#### MATERIAL TO PROCESS:

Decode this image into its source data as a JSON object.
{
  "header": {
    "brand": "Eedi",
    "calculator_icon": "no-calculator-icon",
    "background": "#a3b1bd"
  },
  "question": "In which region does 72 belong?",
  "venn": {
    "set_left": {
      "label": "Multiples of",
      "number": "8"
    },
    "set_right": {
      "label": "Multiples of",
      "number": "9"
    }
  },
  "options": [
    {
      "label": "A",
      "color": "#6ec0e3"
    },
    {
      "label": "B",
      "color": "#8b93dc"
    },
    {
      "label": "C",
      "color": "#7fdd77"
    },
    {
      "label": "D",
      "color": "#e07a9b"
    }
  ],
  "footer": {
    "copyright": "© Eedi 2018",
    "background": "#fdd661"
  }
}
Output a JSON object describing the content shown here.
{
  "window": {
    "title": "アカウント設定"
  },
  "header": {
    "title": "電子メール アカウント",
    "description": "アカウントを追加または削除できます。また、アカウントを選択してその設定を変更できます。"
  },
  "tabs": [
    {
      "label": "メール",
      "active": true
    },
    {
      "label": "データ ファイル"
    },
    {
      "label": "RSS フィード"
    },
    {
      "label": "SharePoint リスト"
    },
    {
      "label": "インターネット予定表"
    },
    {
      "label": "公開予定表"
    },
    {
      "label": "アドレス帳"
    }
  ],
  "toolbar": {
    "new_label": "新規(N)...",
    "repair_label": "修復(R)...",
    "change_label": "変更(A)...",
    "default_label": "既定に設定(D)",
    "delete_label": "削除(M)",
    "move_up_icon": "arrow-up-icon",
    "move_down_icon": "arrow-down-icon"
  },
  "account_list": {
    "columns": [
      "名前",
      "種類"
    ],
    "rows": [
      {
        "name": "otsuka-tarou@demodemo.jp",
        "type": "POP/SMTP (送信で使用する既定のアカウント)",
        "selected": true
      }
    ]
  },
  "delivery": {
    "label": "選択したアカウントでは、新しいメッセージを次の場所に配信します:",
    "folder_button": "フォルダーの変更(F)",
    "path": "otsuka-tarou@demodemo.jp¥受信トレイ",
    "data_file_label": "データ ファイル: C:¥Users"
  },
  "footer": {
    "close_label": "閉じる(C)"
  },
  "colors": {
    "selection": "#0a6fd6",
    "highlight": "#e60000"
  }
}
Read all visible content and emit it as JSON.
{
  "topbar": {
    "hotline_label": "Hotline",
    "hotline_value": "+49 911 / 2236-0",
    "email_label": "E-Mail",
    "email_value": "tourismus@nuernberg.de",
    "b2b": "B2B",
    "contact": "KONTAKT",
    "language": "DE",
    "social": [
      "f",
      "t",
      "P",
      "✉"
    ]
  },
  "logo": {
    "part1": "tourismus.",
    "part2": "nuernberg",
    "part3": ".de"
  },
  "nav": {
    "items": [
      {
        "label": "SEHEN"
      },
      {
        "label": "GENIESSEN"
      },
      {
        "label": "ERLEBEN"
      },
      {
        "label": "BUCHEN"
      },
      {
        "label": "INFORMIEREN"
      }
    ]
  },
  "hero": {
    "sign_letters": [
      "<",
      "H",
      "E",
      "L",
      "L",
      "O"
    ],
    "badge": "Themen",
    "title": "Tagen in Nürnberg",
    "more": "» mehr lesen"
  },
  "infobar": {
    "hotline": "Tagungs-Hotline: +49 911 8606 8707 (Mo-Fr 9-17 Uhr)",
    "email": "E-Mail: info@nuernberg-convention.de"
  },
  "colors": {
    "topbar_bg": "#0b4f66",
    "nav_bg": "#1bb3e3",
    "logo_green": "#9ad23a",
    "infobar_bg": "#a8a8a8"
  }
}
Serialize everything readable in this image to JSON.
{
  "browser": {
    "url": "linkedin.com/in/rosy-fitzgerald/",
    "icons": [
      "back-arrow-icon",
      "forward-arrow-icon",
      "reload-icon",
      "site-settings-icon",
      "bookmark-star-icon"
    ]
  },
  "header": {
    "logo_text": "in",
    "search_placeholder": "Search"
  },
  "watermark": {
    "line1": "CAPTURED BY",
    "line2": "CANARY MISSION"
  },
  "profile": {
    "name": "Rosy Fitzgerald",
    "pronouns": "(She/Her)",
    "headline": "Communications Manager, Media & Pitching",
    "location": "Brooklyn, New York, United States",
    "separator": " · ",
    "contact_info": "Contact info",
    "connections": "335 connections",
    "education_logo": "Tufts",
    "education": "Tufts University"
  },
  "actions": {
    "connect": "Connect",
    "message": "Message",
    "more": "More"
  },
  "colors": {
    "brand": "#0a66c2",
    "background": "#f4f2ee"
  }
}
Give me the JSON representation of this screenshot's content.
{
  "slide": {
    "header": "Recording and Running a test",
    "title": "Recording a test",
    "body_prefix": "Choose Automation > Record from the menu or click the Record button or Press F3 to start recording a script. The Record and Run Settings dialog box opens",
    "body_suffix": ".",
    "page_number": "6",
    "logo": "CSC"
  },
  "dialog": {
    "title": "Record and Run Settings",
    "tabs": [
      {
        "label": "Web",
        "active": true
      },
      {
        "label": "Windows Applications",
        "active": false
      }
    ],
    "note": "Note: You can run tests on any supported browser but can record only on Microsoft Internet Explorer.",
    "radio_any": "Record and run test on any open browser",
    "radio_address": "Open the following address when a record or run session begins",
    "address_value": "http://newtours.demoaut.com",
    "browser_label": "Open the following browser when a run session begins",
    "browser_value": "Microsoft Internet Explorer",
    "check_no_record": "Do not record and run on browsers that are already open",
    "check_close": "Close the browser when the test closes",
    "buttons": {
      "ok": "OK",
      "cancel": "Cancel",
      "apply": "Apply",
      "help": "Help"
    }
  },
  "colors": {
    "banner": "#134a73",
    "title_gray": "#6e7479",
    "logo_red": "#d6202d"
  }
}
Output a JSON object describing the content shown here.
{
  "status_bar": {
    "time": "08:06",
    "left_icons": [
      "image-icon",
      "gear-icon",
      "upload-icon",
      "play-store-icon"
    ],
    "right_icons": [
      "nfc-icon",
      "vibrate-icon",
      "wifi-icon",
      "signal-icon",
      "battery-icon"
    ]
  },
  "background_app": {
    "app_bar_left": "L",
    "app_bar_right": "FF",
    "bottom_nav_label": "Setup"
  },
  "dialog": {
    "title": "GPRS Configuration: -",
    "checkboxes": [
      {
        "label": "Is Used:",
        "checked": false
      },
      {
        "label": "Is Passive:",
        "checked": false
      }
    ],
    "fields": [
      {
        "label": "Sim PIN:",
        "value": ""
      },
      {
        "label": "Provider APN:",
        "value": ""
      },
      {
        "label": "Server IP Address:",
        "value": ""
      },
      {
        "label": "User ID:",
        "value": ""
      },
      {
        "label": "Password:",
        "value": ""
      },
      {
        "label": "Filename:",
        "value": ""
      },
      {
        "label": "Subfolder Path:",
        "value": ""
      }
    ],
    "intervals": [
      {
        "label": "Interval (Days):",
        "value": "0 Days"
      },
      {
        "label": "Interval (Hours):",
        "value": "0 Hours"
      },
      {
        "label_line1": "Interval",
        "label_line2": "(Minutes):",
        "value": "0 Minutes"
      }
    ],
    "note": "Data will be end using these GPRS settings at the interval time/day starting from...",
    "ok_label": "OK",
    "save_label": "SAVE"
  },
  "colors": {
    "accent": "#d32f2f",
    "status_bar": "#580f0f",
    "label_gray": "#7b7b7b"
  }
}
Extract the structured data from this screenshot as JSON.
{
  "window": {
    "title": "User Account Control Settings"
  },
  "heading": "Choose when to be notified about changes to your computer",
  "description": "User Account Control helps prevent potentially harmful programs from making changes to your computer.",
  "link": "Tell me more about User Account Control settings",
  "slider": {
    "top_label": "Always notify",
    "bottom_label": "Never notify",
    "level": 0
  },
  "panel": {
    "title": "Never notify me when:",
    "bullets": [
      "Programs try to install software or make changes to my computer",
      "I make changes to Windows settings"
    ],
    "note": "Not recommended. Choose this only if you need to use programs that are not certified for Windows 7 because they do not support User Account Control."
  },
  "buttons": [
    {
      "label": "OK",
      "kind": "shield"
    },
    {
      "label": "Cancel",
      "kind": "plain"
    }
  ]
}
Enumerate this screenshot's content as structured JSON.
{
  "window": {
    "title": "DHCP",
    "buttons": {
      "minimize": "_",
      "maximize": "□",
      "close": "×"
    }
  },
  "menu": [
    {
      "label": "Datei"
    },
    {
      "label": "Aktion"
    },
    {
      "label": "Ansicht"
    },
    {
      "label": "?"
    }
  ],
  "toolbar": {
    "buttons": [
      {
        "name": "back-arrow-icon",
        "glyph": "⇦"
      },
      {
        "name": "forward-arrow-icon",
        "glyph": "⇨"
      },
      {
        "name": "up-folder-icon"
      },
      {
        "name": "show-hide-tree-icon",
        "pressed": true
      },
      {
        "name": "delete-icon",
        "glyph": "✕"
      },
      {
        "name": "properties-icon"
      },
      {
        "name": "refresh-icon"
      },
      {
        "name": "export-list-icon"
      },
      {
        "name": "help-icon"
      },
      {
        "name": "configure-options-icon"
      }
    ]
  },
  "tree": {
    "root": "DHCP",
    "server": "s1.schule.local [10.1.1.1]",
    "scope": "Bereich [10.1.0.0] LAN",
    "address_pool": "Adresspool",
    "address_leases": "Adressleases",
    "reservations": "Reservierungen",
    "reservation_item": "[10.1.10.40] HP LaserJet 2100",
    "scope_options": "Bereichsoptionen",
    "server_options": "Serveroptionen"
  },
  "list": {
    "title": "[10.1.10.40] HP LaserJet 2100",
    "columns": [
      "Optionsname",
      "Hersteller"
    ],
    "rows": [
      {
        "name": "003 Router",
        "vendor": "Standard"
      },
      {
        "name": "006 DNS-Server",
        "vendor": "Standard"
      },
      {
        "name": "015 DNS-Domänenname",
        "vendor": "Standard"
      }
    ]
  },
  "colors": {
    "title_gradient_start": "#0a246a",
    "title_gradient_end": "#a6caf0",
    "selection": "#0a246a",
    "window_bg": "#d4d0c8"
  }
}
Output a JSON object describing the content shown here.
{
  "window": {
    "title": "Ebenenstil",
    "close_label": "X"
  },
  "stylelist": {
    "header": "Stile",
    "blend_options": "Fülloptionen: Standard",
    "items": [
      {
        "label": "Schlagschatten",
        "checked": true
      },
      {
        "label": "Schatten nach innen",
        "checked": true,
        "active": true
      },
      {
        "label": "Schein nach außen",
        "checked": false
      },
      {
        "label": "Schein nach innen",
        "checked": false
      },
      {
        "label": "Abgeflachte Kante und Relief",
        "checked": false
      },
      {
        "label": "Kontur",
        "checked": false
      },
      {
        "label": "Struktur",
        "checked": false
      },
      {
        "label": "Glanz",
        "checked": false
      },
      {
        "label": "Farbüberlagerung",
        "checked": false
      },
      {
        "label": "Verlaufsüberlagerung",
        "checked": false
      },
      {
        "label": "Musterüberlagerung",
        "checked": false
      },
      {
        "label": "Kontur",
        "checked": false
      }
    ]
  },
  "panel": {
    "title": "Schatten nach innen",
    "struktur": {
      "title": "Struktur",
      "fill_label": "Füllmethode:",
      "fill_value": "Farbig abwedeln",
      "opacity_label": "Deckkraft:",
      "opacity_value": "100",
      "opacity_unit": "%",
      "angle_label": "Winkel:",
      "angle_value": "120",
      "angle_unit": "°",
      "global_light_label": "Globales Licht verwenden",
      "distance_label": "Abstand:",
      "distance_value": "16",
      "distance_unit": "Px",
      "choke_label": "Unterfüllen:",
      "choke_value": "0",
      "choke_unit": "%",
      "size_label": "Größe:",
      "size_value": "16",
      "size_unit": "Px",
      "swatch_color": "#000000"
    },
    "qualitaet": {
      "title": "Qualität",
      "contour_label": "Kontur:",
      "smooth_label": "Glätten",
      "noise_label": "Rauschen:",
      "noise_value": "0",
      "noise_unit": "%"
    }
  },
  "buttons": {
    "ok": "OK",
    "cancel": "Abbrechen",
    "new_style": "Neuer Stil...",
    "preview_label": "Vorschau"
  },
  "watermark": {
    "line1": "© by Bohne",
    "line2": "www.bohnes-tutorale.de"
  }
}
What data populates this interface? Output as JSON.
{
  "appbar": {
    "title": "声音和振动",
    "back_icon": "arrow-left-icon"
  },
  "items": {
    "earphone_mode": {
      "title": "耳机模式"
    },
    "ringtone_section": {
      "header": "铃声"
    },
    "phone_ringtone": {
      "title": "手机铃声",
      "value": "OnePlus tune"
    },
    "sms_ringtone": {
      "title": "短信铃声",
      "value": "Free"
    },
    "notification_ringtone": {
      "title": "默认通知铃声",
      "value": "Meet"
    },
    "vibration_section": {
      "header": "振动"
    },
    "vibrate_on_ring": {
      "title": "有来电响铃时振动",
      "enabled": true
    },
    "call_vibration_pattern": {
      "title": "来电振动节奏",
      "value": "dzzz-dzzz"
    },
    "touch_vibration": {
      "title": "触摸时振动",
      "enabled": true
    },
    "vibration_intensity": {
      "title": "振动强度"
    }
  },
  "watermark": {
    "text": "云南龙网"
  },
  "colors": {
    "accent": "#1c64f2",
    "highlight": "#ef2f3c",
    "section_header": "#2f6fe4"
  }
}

#### TASK DETAILS:
Each line that holds the word "Microsoft" is to be copied.

#### SOLVED EXERCISE:
    "note": "Note: You can run tests on any supported browser but can record only on Microsoft Internet Explorer.",
    "browser_value": "Microsoft Internet Explorer",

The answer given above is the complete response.